* Prompt *
An exact copy of the records is required, minus the pictures they hold.

++++ Raw data ++++

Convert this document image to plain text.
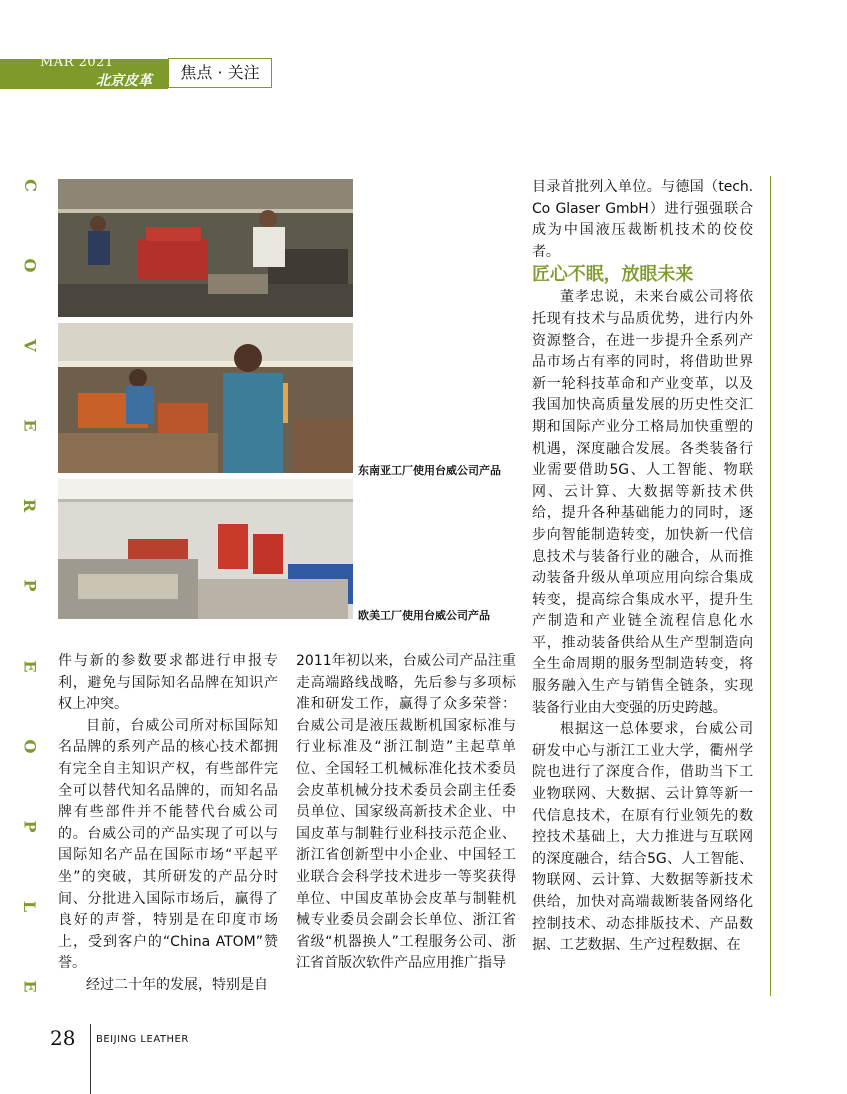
MAR 2021
北京皮革	焦点 · 关注
C
O
V
E
R
P
E
O
P
L
E
东南亚工厂使用台威公司产品
欧美工厂使用台威公司产品

件与新的参数要求都进行申报专利，避免与国际知名品牌在知识产权上冲突。

目前，台威公司所对标国际知名品牌的系列产品的核心技术都拥有完全自主知识产权，有些部件完全可以替代知名品牌的，而知名品牌有些部件并不能替代台威公司的。台威公司的产品实现了可以与国际知名产品在国际市场“平起平坐”的突破，其所研发的产品分时间、分批进入国际市场后，赢得了良好的声誉，特别是在印度市场上，受到客户的“China ATOM”赞誉。

经过二十年的发展，特别是自

2011年初以来，台威公司产品注重走高端路线战略，先后参与多项标准和研发工作，赢得了众多荣誉：台威公司是液压裁断机国家标准与行业标准及“浙江制造”主起草单位、全国轻工机械标准化技术委员会皮革机械分技术委员会副主任委员单位、国家级高新技术企业、中国皮革与制鞋行业科技示范企业、浙江省创新型中小企业、中国轻工业联合会科学技术进步一等奖获得单位、中国皮革协会皮革与制鞋机械专业委员会副会长单位、浙江省省级“机器换人”工程服务公司、浙江省首版次软件产品应用推广指导

目录首批列入单位。与德国（tech. Co Glaser GmbH）进行强强联合成为中国液压裁断机技术的佼佼者。

匠心不眠，放眼未来

董孝忠说，未来台威公司将依托现有技术与品质优势，进行内外资源整合，在进一步提升全系列产品市场占有率的同时，将借助世界新一轮科技革命和产业变革，以及我国加快高质量发展的历史性交汇期和国际产业分工格局加快重塑的机遇，深度融合发展。各类装备行业需要借助5G、人工智能、物联网、云计算、大数据等新技术供给，提升各种基础能力的同时，逐步向智能制造转变，加快新一代信息技术与装备行业的融合，从而推动装备升级从单项应用向综合集成转变，提高综合集成水平，提升生产制造和产业链全流程信息化水平，推动装备供给从生产型制造向全生命周期的服务型制造转变，将服务融入生产与销售全链条，实现装备行业由大变强的历史跨越。

根据这一总体要求，台威公司研发中心与浙江工业大学，衢州学院也进行了深度合作，借助当下工业物联网、大数据、云计算等新一代信息技术，在原有行业领先的数控技术基础上，大力推进与互联网的深度融合，结合5G、人工智能、物联网、云计算、大数据等新技术供给，加快对高端裁断装备网络化控制技术、动态排版技术、产品数据、工艺数据、生产过程数据、在

28 BEIJING LEATHER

++++

* Answer to this exercise *
Convert this document image to plain text.
MAR 2021
北京皮革	焦点 · 关注
C
O
V
E
R
P
E
O
P
L
E
东南亚工厂使用台威公司产品
欧美工厂使用台威公司产品

件与新的参数要求都进行申报专利，避免与国际知名品牌在知识产权上冲突。

目前，台威公司所对标国际知名品牌的系列产品的核心技术都拥有完全自主知识产权，有些部件完全可以替代知名品牌的，而知名品牌有些部件并不能替代台威公司的。台威公司的产品实现了可以与国际知名产品在国际市场“平起平坐”的突破，其所研发的产品分时间、分批进入国际市场后，赢得了良好的声誉，特别是在印度市场上，受到客户的“China ATOM”赞誉。

经过二十年的发展，特别是自

2011年初以来，台威公司产品注重走高端路线战略，先后参与多项标准和研发工作，赢得了众多荣誉：台威公司是液压裁断机国家标准与行业标准及“浙江制造”主起草单位、全国轻工机械标准化技术委员会皮革机械分技术委员会副主任委员单位、国家级高新技术企业、中国皮革与制鞋行业科技示范企业、浙江省创新型中小企业、中国轻工业联合会科学技术进步一等奖获得单位、中国皮革协会皮革与制鞋机械专业委员会副会长单位、浙江省省级“机器换人”工程服务公司、浙江省首版次软件产品应用推广指导

目录首批列入单位。与德国（tech. Co Glaser GmbH）进行强强联合成为中国液压裁断机技术的佼佼者。

匠心不眠，放眼未来

董孝忠说，未来台威公司将依托现有技术与品质优势，进行内外资源整合，在进一步提升全系列产品市场占有率的同时，将借助世界新一轮科技革命和产业变革，以及我国加快高质量发展的历史性交汇期和国际产业分工格局加快重塑的机遇，深度融合发展。各类装备行业需要借助5G、人工智能、物联网、云计算、大数据等新技术供给，提升各种基础能力的同时，逐步向智能制造转变，加快新一代信息技术与装备行业的融合，从而推动装备升级从单项应用向综合集成转变，提高综合集成水平，提升生产制造和产业链全流程信息化水平，推动装备供给从生产型制造向全生命周期的服务型制造转变，将服务融入生产与销售全链条，实现装备行业由大变强的历史跨越。

根据这一总体要求，台威公司研发中心与浙江工业大学，衢州学院也进行了深度合作，借助当下工业物联网、大数据、云计算等新一代信息技术，在原有行业领先的数控技术基础上，大力推进与互联网的深度融合，结合5G、人工智能、物联网、云计算、大数据等新技术供给，加快对高端裁断装备网络化控制技术、动态排版技术、产品数据、工艺数据、生产过程数据、在

28 BEIJING LEATHER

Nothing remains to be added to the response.